== Exercise goal ==
Write out every entry precisely as given, leaving the pictures out.
Start of Supplied material
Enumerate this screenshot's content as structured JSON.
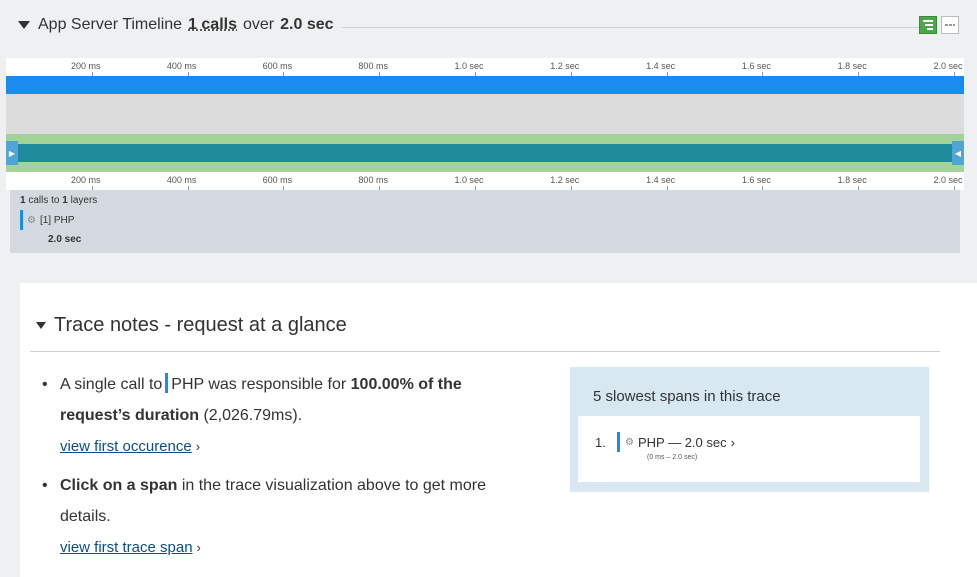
{
  "timeline": {
    "title_prefix": "App Server Timeline",
    "calls": "1 calls",
    "over": "over",
    "duration": "2.0 sec"
  },
  "ruler_ticks": [
    "200 ms",
    "400 ms",
    "600 ms",
    "800 ms",
    "1.0 sec",
    "1.2 sec",
    "1.4 sec",
    "1.6 sec",
    "1.8 sec",
    "2.0 sec"
  ],
  "layers": {
    "calls_count": "1",
    "calls_text": "calls to",
    "layers_count": "1",
    "layers_text": "layers",
    "layer_name": "[1] PHP",
    "layer_duration": "2.0 sec"
  },
  "trace_notes": {
    "title": "Trace notes - request at a glance",
    "note1_a": "A single call to",
    "note1_layer": "PHP",
    "note1_b": "was responsible for",
    "note1_percent": "100.00% of the request’s duration",
    "note1_c": "(2,026.79ms).",
    "note1_link": "view first occurence",
    "note2_bold": "Click on a span",
    "note2_text": "in the trace visualization above to get more details.",
    "note2_link": "view first trace span"
  },
  "slowest": {
    "title": "5 slowest spans in this trace",
    "items": [
      {
        "num": "1.",
        "label": "PHP — 2.0 sec",
        "range": "(0 ms – 2.0 sec)"
      }
    ]
  },
  "colors": {
    "accent_blue": "#1a8cf0",
    "teal": "#1e8a9a",
    "green": "#a4d39a",
    "link": "#0a4f8a"
  }
}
End of Supplied material
== In response ==
Enumerate this screenshot's content as structured JSON.
{
  "timeline": {
    "title_prefix": "App Server Timeline",
    "calls": "1 calls",
    "over": "over",
    "duration": "2.0 sec"
  },
  "ruler_ticks": [
    "200 ms",
    "400 ms",
    "600 ms",
    "800 ms",
    "1.0 sec",
    "1.2 sec",
    "1.4 sec",
    "1.6 sec",
    "1.8 sec",
    "2.0 sec"
  ],
  "layers": {
    "calls_count": "1",
    "calls_text": "calls to",
    "layers_count": "1",
    "layers_text": "layers",
    "layer_name": "[1] PHP",
    "layer_duration": "2.0 sec"
  },
  "trace_notes": {
    "title": "Trace notes - request at a glance",
    "note1_a": "A single call to",
    "note1_layer": "PHP",
    "note1_b": "was responsible for",
    "note1_percent": "100.00% of the request’s duration",
    "note1_c": "(2,026.79ms).",
    "note1_link": "view first occurence",
    "note2_bold": "Click on a span",
    "note2_text": "in the trace visualization above to get more details.",
    "note2_link": "view first trace span"
  },
  "slowest": {
    "title": "5 slowest spans in this trace",
    "items": [
      {
        "num": "1.",
        "label": "PHP — 2.0 sec",
        "range": "(0 ms – 2.0 sec)"
      }
    ]
  },
  "colors": {
    "accent_blue": "#1a8cf0",
    "teal": "#1e8a9a",
    "green": "#a4d39a",
    "link": "#0a4f8a"
  }
}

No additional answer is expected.